**Exercise brief:** Print all records exactly, leaving nothing out.
Record excerpts start
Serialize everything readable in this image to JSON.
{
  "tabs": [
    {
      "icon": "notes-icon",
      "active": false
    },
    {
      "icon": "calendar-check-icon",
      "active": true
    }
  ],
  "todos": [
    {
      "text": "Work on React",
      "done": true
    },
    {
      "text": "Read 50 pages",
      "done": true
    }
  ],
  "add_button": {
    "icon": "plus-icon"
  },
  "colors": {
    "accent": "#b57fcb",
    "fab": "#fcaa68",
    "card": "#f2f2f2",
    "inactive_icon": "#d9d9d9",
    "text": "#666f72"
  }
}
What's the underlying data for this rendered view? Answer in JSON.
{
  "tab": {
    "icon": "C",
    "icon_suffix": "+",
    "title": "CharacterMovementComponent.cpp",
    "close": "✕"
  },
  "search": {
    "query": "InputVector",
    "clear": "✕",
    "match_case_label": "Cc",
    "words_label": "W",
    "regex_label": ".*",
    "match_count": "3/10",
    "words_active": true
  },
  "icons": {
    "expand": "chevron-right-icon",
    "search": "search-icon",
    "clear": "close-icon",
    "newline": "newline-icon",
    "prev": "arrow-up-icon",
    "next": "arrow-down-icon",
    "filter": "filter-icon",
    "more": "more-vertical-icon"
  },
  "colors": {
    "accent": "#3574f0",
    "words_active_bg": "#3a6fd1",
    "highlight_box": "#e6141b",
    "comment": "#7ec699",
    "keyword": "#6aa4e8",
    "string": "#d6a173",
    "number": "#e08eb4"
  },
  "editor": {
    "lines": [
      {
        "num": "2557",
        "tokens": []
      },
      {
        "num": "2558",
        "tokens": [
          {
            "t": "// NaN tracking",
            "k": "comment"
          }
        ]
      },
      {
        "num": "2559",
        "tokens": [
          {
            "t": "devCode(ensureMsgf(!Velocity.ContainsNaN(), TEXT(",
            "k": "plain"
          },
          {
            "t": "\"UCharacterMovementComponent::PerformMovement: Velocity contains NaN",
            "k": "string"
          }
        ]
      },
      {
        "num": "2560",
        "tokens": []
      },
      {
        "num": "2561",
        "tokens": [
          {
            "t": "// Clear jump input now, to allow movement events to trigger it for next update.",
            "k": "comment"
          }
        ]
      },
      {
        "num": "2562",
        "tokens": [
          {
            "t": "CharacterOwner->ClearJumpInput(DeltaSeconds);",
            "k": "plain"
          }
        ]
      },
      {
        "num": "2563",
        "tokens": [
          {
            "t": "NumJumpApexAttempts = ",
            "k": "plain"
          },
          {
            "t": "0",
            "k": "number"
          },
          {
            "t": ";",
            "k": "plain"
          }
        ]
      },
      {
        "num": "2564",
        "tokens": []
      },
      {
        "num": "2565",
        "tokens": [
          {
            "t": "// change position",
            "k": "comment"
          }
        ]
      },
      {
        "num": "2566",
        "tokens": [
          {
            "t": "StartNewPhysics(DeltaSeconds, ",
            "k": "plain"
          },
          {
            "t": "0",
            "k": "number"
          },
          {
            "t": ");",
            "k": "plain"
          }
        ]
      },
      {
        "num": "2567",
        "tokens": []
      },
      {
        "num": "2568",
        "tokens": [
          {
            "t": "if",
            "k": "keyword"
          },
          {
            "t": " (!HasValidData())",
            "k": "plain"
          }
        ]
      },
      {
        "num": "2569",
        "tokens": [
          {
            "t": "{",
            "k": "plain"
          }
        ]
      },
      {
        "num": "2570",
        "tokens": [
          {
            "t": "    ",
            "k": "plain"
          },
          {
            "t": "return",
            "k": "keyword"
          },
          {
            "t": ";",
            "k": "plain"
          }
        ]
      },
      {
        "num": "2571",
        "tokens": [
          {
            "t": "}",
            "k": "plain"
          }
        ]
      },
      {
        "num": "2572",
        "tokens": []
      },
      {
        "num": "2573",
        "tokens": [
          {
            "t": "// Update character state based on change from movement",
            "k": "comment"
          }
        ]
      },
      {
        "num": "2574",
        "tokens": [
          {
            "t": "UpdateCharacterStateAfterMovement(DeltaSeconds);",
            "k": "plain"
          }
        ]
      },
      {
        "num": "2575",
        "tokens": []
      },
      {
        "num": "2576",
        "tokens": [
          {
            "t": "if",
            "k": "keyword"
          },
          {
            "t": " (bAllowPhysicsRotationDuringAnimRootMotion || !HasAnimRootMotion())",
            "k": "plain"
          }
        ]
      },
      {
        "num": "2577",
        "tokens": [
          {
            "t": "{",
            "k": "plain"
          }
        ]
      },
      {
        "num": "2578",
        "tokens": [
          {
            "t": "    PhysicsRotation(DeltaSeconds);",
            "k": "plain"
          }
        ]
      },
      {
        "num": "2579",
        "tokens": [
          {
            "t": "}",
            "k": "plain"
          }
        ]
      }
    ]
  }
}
Record excerpts end
**Written response:**
Serialize everything readable in this image to JSON.
{
  "tabs": [
    {
      "icon": "notes-icon",
      "active": false
    },
    {
      "icon": "calendar-check-icon",
      "active": true
    }
  ],
  "todos": [
    {
      "text": "Work on React",
      "done": true
    },
    {
      "text": "Read 50 pages",
      "done": true
    }
  ],
  "add_button": {
    "icon": "plus-icon"
  },
  "colors": {
    "accent": "#b57fcb",
    "fab": "#fcaa68",
    "card": "#f2f2f2",
    "inactive_icon": "#d9d9d9",
    "text": "#666f72"
  }
}
What's the underlying data for this rendered view? Answer in JSON.
{
  "tab": {
    "icon": "C",
    "icon_suffix": "+",
    "title": "CharacterMovementComponent.cpp",
    "close": "✕"
  },
  "search": {
    "query": "InputVector",
    "clear": "✕",
    "match_case_label": "Cc",
    "words_label": "W",
    "regex_label": ".*",
    "match_count": "3/10",
    "words_active": true
  },
  "icons": {
    "expand": "chevron-right-icon",
    "search": "search-icon",
    "clear": "close-icon",
    "newline": "newline-icon",
    "prev": "arrow-up-icon",
    "next": "arrow-down-icon",
    "filter": "filter-icon",
    "more": "more-vertical-icon"
  },
  "colors": {
    "accent": "#3574f0",
    "words_active_bg": "#3a6fd1",
    "highlight_box": "#e6141b",
    "comment": "#7ec699",
    "keyword": "#6aa4e8",
    "string": "#d6a173",
    "number": "#e08eb4"
  },
  "editor": {
    "lines": [
      {
        "num": "2557",
        "tokens": []
      },
      {
        "num": "2558",
        "tokens": [
          {
            "t": "// NaN tracking",
            "k": "comment"
          }
        ]
      },
      {
        "num": "2559",
        "tokens": [
          {
            "t": "devCode(ensureMsgf(!Velocity.ContainsNaN(), TEXT(",
            "k": "plain"
          },
          {
            "t": "\"UCharacterMovementComponent::PerformMovement: Velocity contains NaN",
            "k": "string"
          }
        ]
      },
      {
        "num": "2560",
        "tokens": []
      },
      {
        "num": "2561",
        "tokens": [
          {
            "t": "// Clear jump input now, to allow movement events to trigger it for next update.",
            "k": "comment"
          }
        ]
      },
      {
        "num": "2562",
        "tokens": [
          {
            "t": "CharacterOwner->ClearJumpInput(DeltaSeconds);",
            "k": "plain"
          }
        ]
      },
      {
        "num": "2563",
        "tokens": [
          {
            "t": "NumJumpApexAttempts = ",
            "k": "plain"
          },
          {
            "t": "0",
            "k": "number"
          },
          {
            "t": ";",
            "k": "plain"
          }
        ]
      },
      {
        "num": "2564",
        "tokens": []
      },
      {
        "num": "2565",
        "tokens": [
          {
            "t": "// change position",
            "k": "comment"
          }
        ]
      },
      {
        "num": "2566",
        "tokens": [
          {
            "t": "StartNewPhysics(DeltaSeconds, ",
            "k": "plain"
          },
          {
            "t": "0",
            "k": "number"
          },
          {
            "t": ");",
            "k": "plain"
          }
        ]
      },
      {
        "num": "2567",
        "tokens": []
      },
      {
        "num": "2568",
        "tokens": [
          {
            "t": "if",
            "k": "keyword"
          },
          {
            "t": " (!HasValidData())",
            "k": "plain"
          }
        ]
      },
      {
        "num": "2569",
        "tokens": [
          {
            "t": "{",
            "k": "plain"
          }
        ]
      },
      {
        "num": "2570",
        "tokens": [
          {
            "t": "    ",
            "k": "plain"
          },
          {
            "t": "return",
            "k": "keyword"
          },
          {
            "t": ";",
            "k": "plain"
          }
        ]
      },
      {
        "num": "2571",
        "tokens": [
          {
            "t": "}",
            "k": "plain"
          }
        ]
      },
      {
        "num": "2572",
        "tokens": []
      },
      {
        "num": "2573",
        "tokens": [
          {
            "t": "// Update character state based on change from movement",
            "k": "comment"
          }
        ]
      },
      {
        "num": "2574",
        "tokens": [
          {
            "t": "UpdateCharacterStateAfterMovement(DeltaSeconds);",
            "k": "plain"
          }
        ]
      },
      {
        "num": "2575",
        "tokens": []
      },
      {
        "num": "2576",
        "tokens": [
          {
            "t": "if",
            "k": "keyword"
          },
          {
            "t": " (bAllowPhysicsRotationDuringAnimRootMotion || !HasAnimRootMotion())",
            "k": "plain"
          }
        ]
      },
      {
        "num": "2577",
        "tokens": [
          {
            "t": "{",
            "k": "plain"
          }
        ]
      },
      {
        "num": "2578",
        "tokens": [
          {
            "t": "    PhysicsRotation(DeltaSeconds);",
            "k": "plain"
          }
        ]
      },
      {
        "num": "2579",
        "tokens": [
          {
            "t": "}",
            "k": "plain"
          }
        ]
      }
    ]
  }
}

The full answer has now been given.